> [Texte fourni]
◇ ◇ ◇ ◇

7. Avec nos confrères Pierre Tarrade et Pierre-Jean Meyssan, on se prend même à rêver que l'on puisse d'emblée profiter d'un registre connecté international : « Oui. Nous l'avons proposé au congrès de Bruxelles en 2019. À l'époque, nous parlions du mandat de protection future, ou mandat d'inaptitude. Il existait déjà en France, et le Code civil indiquait qu'un fichier allait être créé, mais ce n'était pas fait. (...). C'est exactement le même système que le fichier des testaments, dont l'utilité n'est plus à prouver ! Quelles sont les embûches à la création de ce fichier, donc à cette harmonisation européenne ? J'en vois peu ! Éventuellement une certaine susceptibilité des États, qui tiennent à leur souveraineté, mais c'est un faux problème. La création de règles communes donnerait des compétences soit à la loi du pays, soit à celle de la juridiction, mais nous avons tous à peu près les mêmes règles en Europe. Autre point d'achoppement, la protection des données, et là encore nous avons su gérer cette problématique pour le fichier des testaments. En réalité, le sujet est que la France est en retard sur son propre fichier national, il est donc difficile d'envisager une interconnexion ! En effet, le mandat de protection future existe, mais il n'est pas assez connu ni utilisé, et nous attendons toujours le décret d'application sur le fichier. Dans ce contexte, autant d'ores et déjà imaginer des mesures supplémentaires pour en préparer l'exportation ».
8. Jacques Combret insistait aussi à juste titre sur le temps nécessaire à l'incubation, ou plutôt la maturation et l'appropriation, dans la pratique et les mœurs, de toute réforme aussi profonde que celle du 5 mars 2007, et d'un outil aussi inédit que le mandat de protection future. Même si ce temps long paraît difficilement supportable dans un monde contemporain inondé par la frénésie d'actualité médiatique et déshérité de patience.
9. Cela étant, le mandat de protection future ne trouve pas suffisamment ses apôtres parmi les notaires eux-mêmes. Nous devrions pourtant être les premiers à promouvoir cet instrument d'anticipation, comme nous le faisons sans difficulté ni réticence pour tout ce qui concerne l'anticipation du décès (dispositions testamentaires, donations au dernier vivant, avantages matrimoniaux, etc.). Il s'agit d'un instrument où la liberté rédactionnelle est immense (trop peut-être, par rapport aux habitudes générées par une législation très poussée dans l'encadrement, au cours des dernières décennies), et dont la version la plus aboutie, la seule efficace en fait, est mise entre les mains du notaire : quel vecteur rêvé pour conserver ou reconquérir une image, et surtout un rôle réel et récurrent, de conseil familial irremplaçable ! Certes, la responsabilité est à l'avenant, tout comme l'énergie à développer pour concevoir au cas par cas des conventions ciselées et personnalisées. Mais c'est aussi renouer avec le cœur du métier de notaire, qui consiste à sculpter avec soin un accompagnement intime et pérenne, trop souvent devenu accessoire du fait d'un certain ensevelissement sous de multiples tâches administratives ponctuelles. Dès lors, par quoi la plume et le sceau des notaires sont-ils retenus quant aux mandats de protection future ?

◇ ◇ ◇ ◇

> [Consignes de travail]
**a.** Veuillez recopier à l'identique le passage du texte sur le mandat de protection future qui commence aux mots « 8. Jacques Combret » et se termine après « déshérité de patience. ».
**b.** Relevez tous les noms de personnes cités dans le texte sur le mandat de protection future.
**c.** Répondez brièvement à partir du texte sur le mandat de protection future :
(i) Où et en quelle année la proposition d'un registre connecté a-t-elle été faite ?
(ii) De quelle date est la réforme dont Jacques Combret soulignait le temps de maturation ?
(iii) À quel fichier le système proposé est-il présenté comme exactement identique ?

> [Enregistrements fournis]
◇ ◇ ◇ ◇

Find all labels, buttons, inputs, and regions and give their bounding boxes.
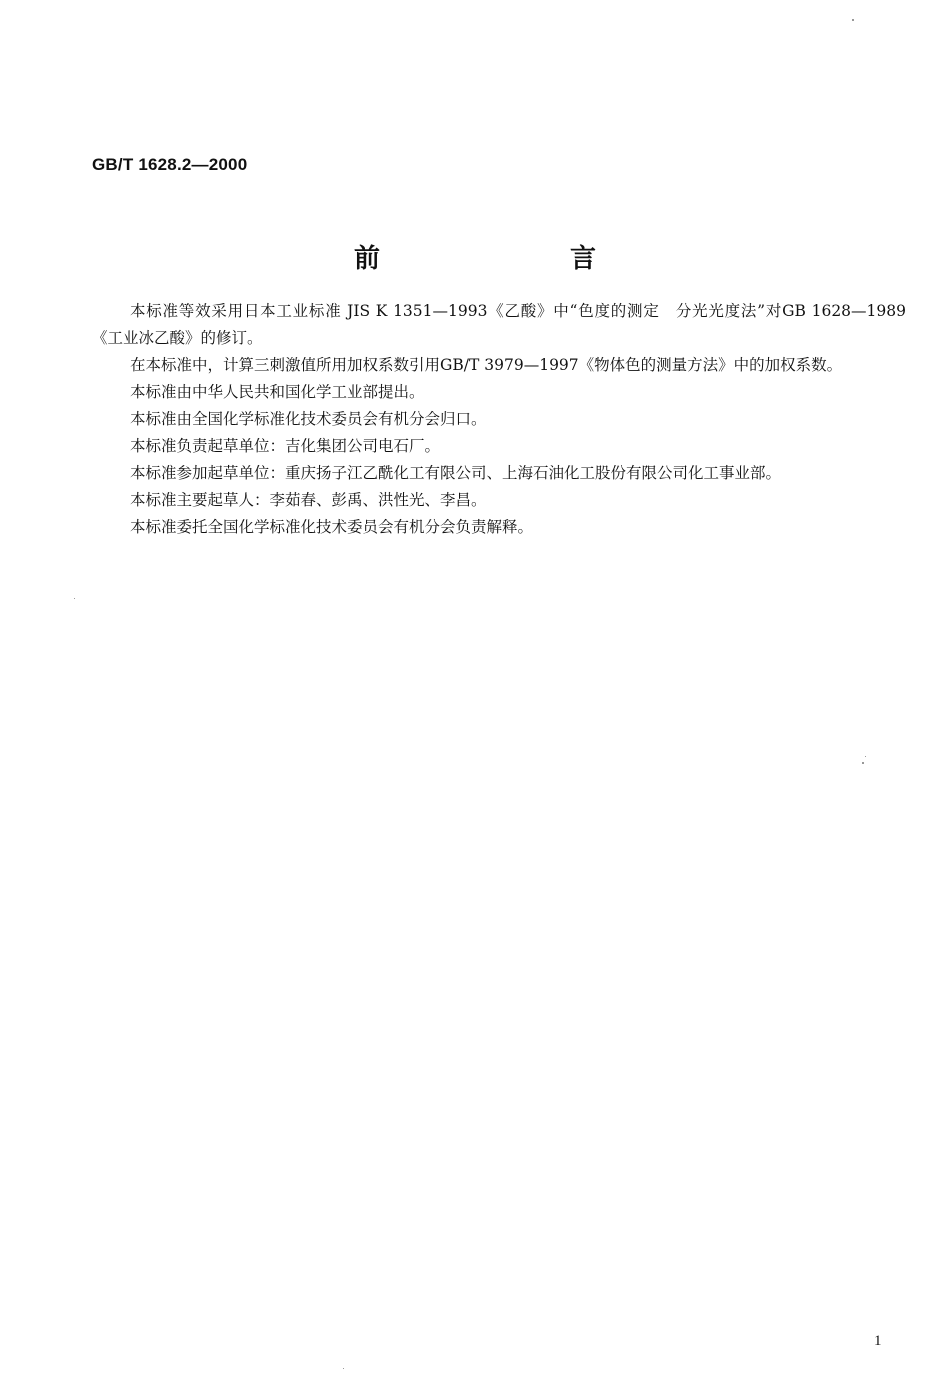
scan-speck [74,598,75,599]
paragraph-participating-units: 本标准参加起草单位：重庆扬子江乙酰化工有限公司、上海石油化工股份有限公司化工事业部。 [130,464,782,482]
paragraph-main-drafters: 本标准主要起草人：李茹春、彭禹、洪性光、李昌。 [130,491,487,509]
foreword-body [92,298,906,541]
scan-speck [852,19,854,21]
page-title: 前 言 [353,244,678,274]
page-number: 1 [874,1333,882,1349]
paragraph-interpretation: 本标准委托全国化学标准化技术委员会有机分会负责解释。 [130,518,534,536]
paragraph-proposed-by: 本标准由中华人民共和国化学工业部提出。 [130,383,425,401]
paragraph-weighting-factors: 在本标准中，计算三刺激值所用加权系数引用GB/T 3979—1997《物体色的测量方法》中的加权系数。 [130,356,843,374]
scan-speck [343,1368,344,1369]
paragraph-equivalence: 本标准等效采用日本工业标准 JIS K 1351—1993《乙酸》中“色度的测定 分光光度法”对GB 1628—1989《工业冰乙酸》的修订。 [92,302,906,347]
scan-speck [862,762,864,764]
paragraph-centralized-by: 本标准由全国化学标准化技术委员会有机分会归口。 [130,410,487,428]
standard-number: GB/T 1628.2—2000 [92,155,248,174]
paragraph-drafting-unit: 本标准负责起草单位：吉化集团公司电石厂。 [130,437,441,455]
scan-speck [865,756,866,757]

◇ ◇ ◇ ◇

> [Réponses par consigne]
**a.**
8. Jacques Combret insistait aussi à juste titre sur le temps nécessaire à l'incubation, ou plutôt la maturation et l'appropriation, dans la pratique et les mœurs, de toute réforme aussi profonde que celle du 5 mars 2007, et d'un outil aussi inédit que le mandat de protection future. Même si ce temps long paraît difficilement supportable dans un monde contemporain inondé par la frénésie d'actualité médiatique et déshérité de patience.

**b.** Pierre Tarrade, Pierre-Jean Meyssan, Jacques Combret

**c.**
(i) Au congrès de Bruxelles, en 2019.
(ii) Du 5 mars 2007.
(iii) Au fichier des testaments.